Instruction:
Drop the pictures from the entries below, then reproduce the rest exactly.

Entries shown:
━━━━━━━━━━

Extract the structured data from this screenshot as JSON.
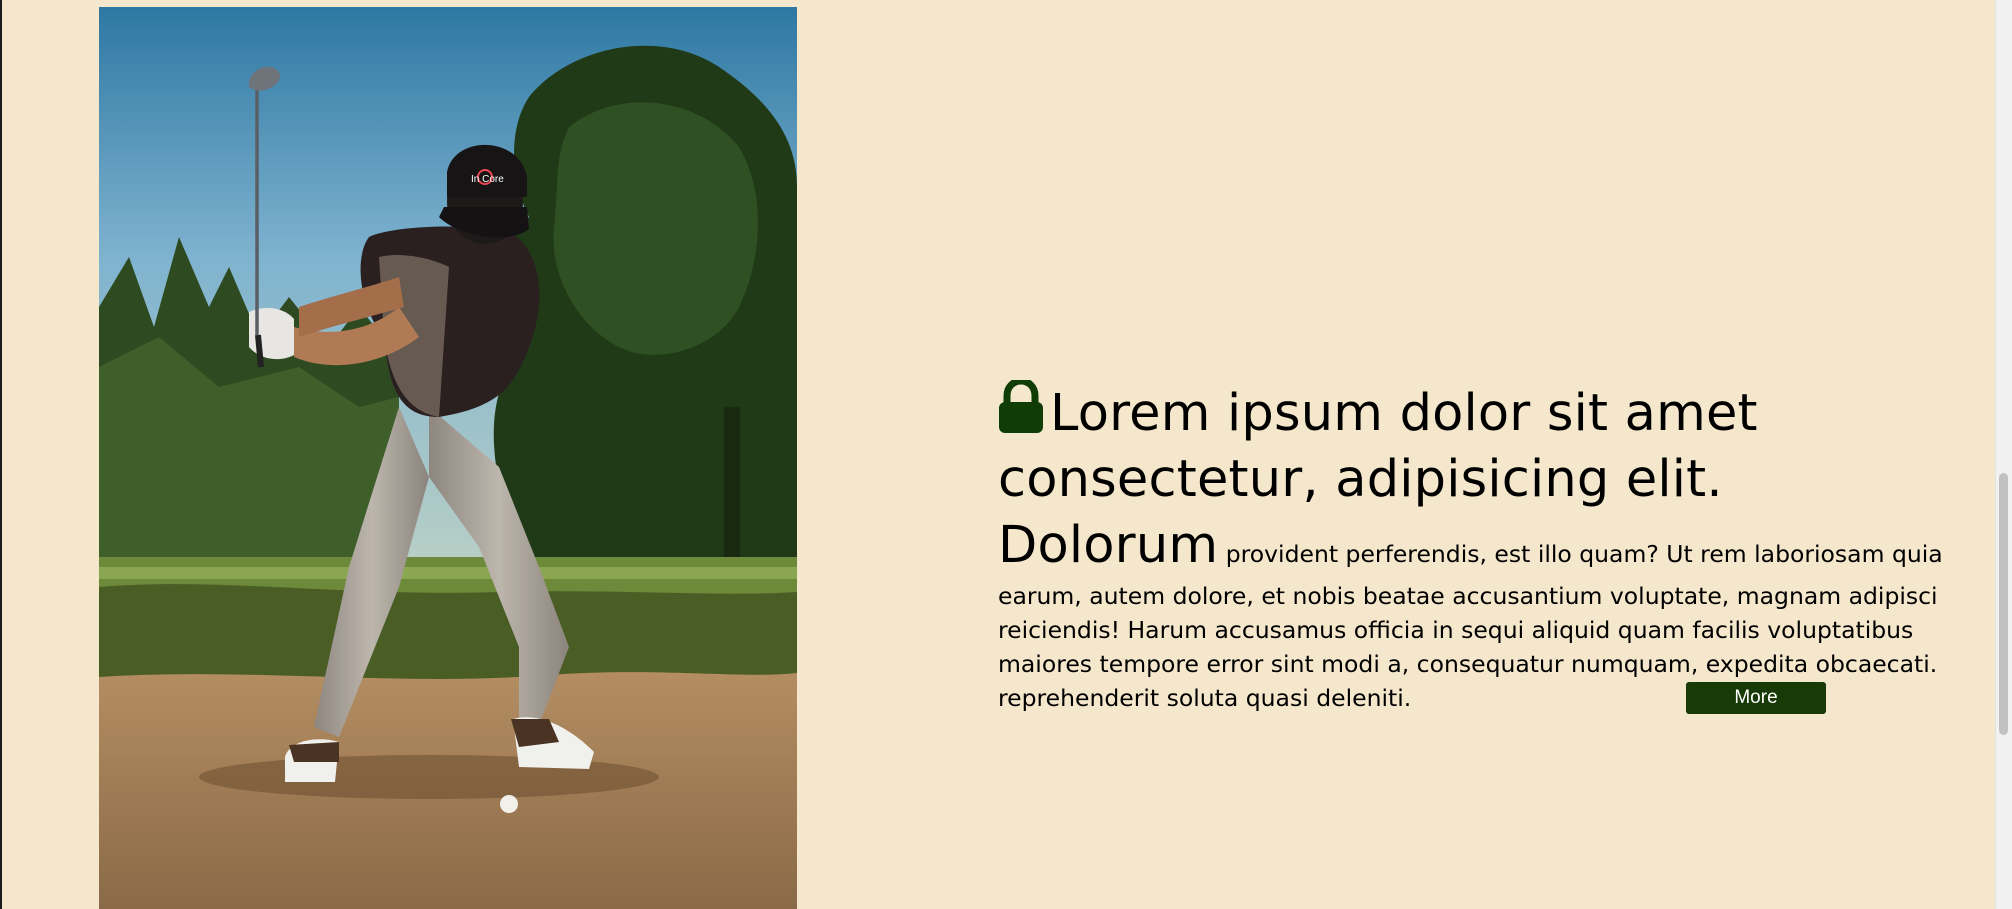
{
  "hero": {
    "photo_subject": "golfer-swinging-in-sand-bunker",
    "cap_logo_text": "In Core"
  },
  "feature": {
    "icon": "lock-icon",
    "icon_color": "#0f3d05",
    "heading": "Lorem ipsum dolor sit amet consectetur, adipisicing elit. Dolorum",
    "body": "provident perferendis, est illo quam? Ut rem laboriosam quia earum, autem dolore, et nobis beatae accusantium voluptate, magnam adipisci reiciendis! Harum accusamus officia in sequi aliquid quam facilis voluptatibus maiores tempore error sint modi a, consequatur numquam, expedita obcaecati. reprehenderit soluta quasi deleniti.",
    "more_label": "More",
    "button_color": "#173a06"
  },
  "theme": {
    "background": "#f5e7cc"
  }
}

━━━━━━━━━━

Task result:
Extract the structured data from this screenshot as JSON.
{
  "hero": {
    "photo_subject": "golfer-swinging-in-sand-bunker",
    "cap_logo_text": "In Core"
  },
  "feature": {
    "icon": "lock-icon",
    "icon_color": "#0f3d05",
    "heading": "Lorem ipsum dolor sit amet consectetur, adipisicing elit. Dolorum",
    "body": "provident perferendis, est illo quam? Ut rem laboriosam quia earum, autem dolore, et nobis beatae accusantium voluptate, magnam adipisci reiciendis! Harum accusamus officia in sequi aliquid quam facilis voluptatibus maiores tempore error sint modi a, consequatur numquam, expedita obcaecati. reprehenderit soluta quasi deleniti.",
    "more_label": "More",
    "button_color": "#173a06"
  },
  "theme": {
    "background": "#f5e7cc"
  }
}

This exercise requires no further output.